Make an exact copy of the entries below.

◆ ◆ ◆

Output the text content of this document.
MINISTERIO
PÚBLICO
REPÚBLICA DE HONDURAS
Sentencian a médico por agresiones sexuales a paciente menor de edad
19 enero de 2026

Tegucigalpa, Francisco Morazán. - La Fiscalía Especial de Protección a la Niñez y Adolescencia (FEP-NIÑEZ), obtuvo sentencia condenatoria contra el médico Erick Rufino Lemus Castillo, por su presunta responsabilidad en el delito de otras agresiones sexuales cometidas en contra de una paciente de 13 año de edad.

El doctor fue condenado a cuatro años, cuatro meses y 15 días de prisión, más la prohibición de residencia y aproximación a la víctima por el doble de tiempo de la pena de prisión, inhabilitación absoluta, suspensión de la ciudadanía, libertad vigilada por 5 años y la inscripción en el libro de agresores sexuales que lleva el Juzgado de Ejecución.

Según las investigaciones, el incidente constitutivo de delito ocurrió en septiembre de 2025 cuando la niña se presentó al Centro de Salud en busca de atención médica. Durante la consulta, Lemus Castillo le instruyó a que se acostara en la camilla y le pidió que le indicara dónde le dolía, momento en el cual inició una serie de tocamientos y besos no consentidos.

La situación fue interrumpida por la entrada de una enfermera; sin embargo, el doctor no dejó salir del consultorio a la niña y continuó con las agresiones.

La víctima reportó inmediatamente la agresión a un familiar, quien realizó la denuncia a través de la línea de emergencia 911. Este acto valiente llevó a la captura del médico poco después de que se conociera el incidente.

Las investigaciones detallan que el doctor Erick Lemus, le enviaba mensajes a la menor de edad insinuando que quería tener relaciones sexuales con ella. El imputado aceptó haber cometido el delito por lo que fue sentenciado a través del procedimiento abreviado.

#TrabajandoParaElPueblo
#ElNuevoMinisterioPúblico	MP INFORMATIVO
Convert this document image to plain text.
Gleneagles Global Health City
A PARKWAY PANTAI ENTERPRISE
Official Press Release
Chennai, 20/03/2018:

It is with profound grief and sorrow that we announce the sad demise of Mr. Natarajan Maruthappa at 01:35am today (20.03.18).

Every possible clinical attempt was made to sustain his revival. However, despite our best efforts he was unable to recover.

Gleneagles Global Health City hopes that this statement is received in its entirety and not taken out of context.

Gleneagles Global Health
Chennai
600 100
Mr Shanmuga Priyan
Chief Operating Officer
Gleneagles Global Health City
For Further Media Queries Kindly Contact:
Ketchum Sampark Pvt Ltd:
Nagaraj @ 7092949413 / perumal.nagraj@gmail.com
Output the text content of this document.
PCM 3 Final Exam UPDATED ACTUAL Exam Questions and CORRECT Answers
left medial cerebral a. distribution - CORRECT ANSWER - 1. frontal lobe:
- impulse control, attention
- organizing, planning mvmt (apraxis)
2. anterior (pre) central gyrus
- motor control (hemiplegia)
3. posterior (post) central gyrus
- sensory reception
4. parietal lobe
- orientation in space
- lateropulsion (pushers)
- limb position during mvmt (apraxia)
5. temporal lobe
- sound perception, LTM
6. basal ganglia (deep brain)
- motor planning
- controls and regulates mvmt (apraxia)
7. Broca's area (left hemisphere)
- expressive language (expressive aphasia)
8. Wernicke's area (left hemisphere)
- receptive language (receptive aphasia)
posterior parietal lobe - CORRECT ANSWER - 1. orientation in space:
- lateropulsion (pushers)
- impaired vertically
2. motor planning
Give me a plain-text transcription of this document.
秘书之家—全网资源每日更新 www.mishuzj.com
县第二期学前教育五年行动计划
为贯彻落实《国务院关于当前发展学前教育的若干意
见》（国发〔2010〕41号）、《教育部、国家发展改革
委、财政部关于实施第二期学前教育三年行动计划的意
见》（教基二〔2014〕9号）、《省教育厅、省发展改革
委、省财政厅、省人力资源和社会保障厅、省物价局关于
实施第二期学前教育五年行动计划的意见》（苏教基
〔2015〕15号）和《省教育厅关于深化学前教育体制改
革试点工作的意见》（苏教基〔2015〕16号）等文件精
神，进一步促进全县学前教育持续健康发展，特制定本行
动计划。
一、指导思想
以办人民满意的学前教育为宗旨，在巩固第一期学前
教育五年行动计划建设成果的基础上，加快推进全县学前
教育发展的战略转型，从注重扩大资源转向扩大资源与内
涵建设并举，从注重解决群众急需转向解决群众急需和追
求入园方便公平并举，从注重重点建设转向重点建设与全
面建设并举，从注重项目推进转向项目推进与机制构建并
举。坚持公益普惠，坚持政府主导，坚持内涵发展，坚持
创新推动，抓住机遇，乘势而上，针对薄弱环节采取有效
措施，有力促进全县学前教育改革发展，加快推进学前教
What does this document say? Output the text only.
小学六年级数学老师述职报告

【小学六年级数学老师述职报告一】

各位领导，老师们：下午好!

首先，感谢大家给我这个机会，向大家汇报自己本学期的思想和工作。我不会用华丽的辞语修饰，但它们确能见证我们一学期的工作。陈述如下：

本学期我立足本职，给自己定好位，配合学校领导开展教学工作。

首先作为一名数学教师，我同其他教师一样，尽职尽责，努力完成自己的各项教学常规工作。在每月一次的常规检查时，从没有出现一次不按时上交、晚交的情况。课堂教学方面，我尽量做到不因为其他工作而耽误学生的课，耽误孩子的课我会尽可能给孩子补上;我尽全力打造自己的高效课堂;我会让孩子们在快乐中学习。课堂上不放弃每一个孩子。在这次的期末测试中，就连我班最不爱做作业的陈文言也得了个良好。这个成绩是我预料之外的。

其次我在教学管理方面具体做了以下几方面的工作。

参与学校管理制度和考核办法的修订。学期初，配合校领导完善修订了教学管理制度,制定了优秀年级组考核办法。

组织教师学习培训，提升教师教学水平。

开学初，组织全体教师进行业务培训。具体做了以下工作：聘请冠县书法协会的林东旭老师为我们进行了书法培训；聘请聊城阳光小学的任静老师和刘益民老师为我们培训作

◆ ◆ ◆

* **Solution to the exercise**:
Output the text content of this document.
MINISTERIO
PÚBLICO
REPÚBLICA DE HONDURAS
Sentencian a médico por agresiones sexuales a paciente menor de edad
19 enero de 2026

Tegucigalpa, Francisco Morazán. - La Fiscalía Especial de Protección a la Niñez y Adolescencia (FEP-NIÑEZ), obtuvo sentencia condenatoria contra el médico Erick Rufino Lemus Castillo, por su presunta responsabilidad en el delito de otras agresiones sexuales cometidas en contra de una paciente de 13 año de edad.

El doctor fue condenado a cuatro años, cuatro meses y 15 días de prisión, más la prohibición de residencia y aproximación a la víctima por el doble de tiempo de la pena de prisión, inhabilitación absoluta, suspensión de la ciudadanía, libertad vigilada por 5 años y la inscripción en el libro de agresores sexuales que lleva el Juzgado de Ejecución.

Según las investigaciones, el incidente constitutivo de delito ocurrió en septiembre de 2025 cuando la niña se presentó al Centro de Salud en busca de atención médica. Durante la consulta, Lemus Castillo le instruyó a que se acostara en la camilla y le pidió que le indicara dónde le dolía, momento en el cual inició una serie de tocamientos y besos no consentidos.

La situación fue interrumpida por la entrada de una enfermera; sin embargo, el doctor no dejó salir del consultorio a la niña y continuó con las agresiones.

La víctima reportó inmediatamente la agresión a un familiar, quien realizó la denuncia a través de la línea de emergencia 911. Este acto valiente llevó a la captura del médico poco después de que se conociera el incidente.

Las investigaciones detallan que el doctor Erick Lemus, le enviaba mensajes a la menor de edad insinuando que quería tener relaciones sexuales con ella. El imputado aceptó haber cometido el delito por lo que fue sentenciado a través del procedimiento abreviado.

#TrabajandoParaElPueblo
#ElNuevoMinisterioPúblico	MP INFORMATIVO
Convert this document image to plain text.
Gleneagles Global Health City
A PARKWAY PANTAI ENTERPRISE
Official Press Release
Chennai, 20/03/2018:

It is with profound grief and sorrow that we announce the sad demise of Mr. Natarajan Maruthappa at 01:35am today (20.03.18).

Every possible clinical attempt was made to sustain his revival. However, despite our best efforts he was unable to recover.

Gleneagles Global Health City hopes that this statement is received in its entirety and not taken out of context.

Gleneagles Global Health
Chennai
600 100
Mr Shanmuga Priyan
Chief Operating Officer
Gleneagles Global Health City
For Further Media Queries Kindly Contact:
Ketchum Sampark Pvt Ltd:
Nagaraj @ 7092949413 / perumal.nagraj@gmail.com
Output the text content of this document.
PCM 3 Final Exam UPDATED ACTUAL Exam Questions and CORRECT Answers
left medial cerebral a. distribution - CORRECT ANSWER - 1. frontal lobe:
- impulse control, attention
- organizing, planning mvmt (apraxis)
2. anterior (pre) central gyrus
- motor control (hemiplegia)
3. posterior (post) central gyrus
- sensory reception
4. parietal lobe
- orientation in space
- lateropulsion (pushers)
- limb position during mvmt (apraxia)
5. temporal lobe
- sound perception, LTM
6. basal ganglia (deep brain)
- motor planning
- controls and regulates mvmt (apraxia)
7. Broca's area (left hemisphere)
- expressive language (expressive aphasia)
8. Wernicke's area (left hemisphere)
- receptive language (receptive aphasia)
posterior parietal lobe - CORRECT ANSWER - 1. orientation in space:
- lateropulsion (pushers)
- impaired vertically
2. motor planning
Give me a plain-text transcription of this document.
秘书之家—全网资源每日更新 www.mishuzj.com
县第二期学前教育五年行动计划
为贯彻落实《国务院关于当前发展学前教育的若干意
见》（国发〔2010〕41号）、《教育部、国家发展改革
委、财政部关于实施第二期学前教育三年行动计划的意
见》（教基二〔2014〕9号）、《省教育厅、省发展改革
委、省财政厅、省人力资源和社会保障厅、省物价局关于
实施第二期学前教育五年行动计划的意见》（苏教基
〔2015〕15号）和《省教育厅关于深化学前教育体制改
革试点工作的意见》（苏教基〔2015〕16号）等文件精
神，进一步促进全县学前教育持续健康发展，特制定本行
动计划。
一、指导思想
以办人民满意的学前教育为宗旨，在巩固第一期学前
教育五年行动计划建设成果的基础上，加快推进全县学前
教育发展的战略转型，从注重扩大资源转向扩大资源与内
涵建设并举，从注重解决群众急需转向解决群众急需和追
求入园方便公平并举，从注重重点建设转向重点建设与全
面建设并举，从注重项目推进转向项目推进与机制构建并
举。坚持公益普惠，坚持政府主导，坚持内涵发展，坚持
创新推动，抓住机遇，乘势而上，针对薄弱环节采取有效
措施，有力促进全县学前教育改革发展，加快推进学前教
What does this document say? Output the text only.
小学六年级数学老师述职报告

【小学六年级数学老师述职报告一】

各位领导，老师们：下午好!

首先，感谢大家给我这个机会，向大家汇报自己本学期的思想和工作。我不会用华丽的辞语修饰，但它们确能见证我们一学期的工作。陈述如下：

本学期我立足本职，给自己定好位，配合学校领导开展教学工作。

首先作为一名数学教师，我同其他教师一样，尽职尽责，努力完成自己的各项教学常规工作。在每月一次的常规检查时，从没有出现一次不按时上交、晚交的情况。课堂教学方面，我尽量做到不因为其他工作而耽误学生的课，耽误孩子的课我会尽可能给孩子补上;我尽全力打造自己的高效课堂;我会让孩子们在快乐中学习。课堂上不放弃每一个孩子。在这次的期末测试中，就连我班最不爱做作业的陈文言也得了个良好。这个成绩是我预料之外的。

其次我在教学管理方面具体做了以下几方面的工作。

参与学校管理制度和考核办法的修订。学期初，配合校领导完善修订了教学管理制度,制定了优秀年级组考核办法。

组织教师学习培训，提升教师教学水平。

开学初，组织全体教师进行业务培训。具体做了以下工作：聘请冠县书法协会的林东旭老师为我们进行了书法培训；聘请聊城阳光小学的任静老师和刘益民老师为我们培训作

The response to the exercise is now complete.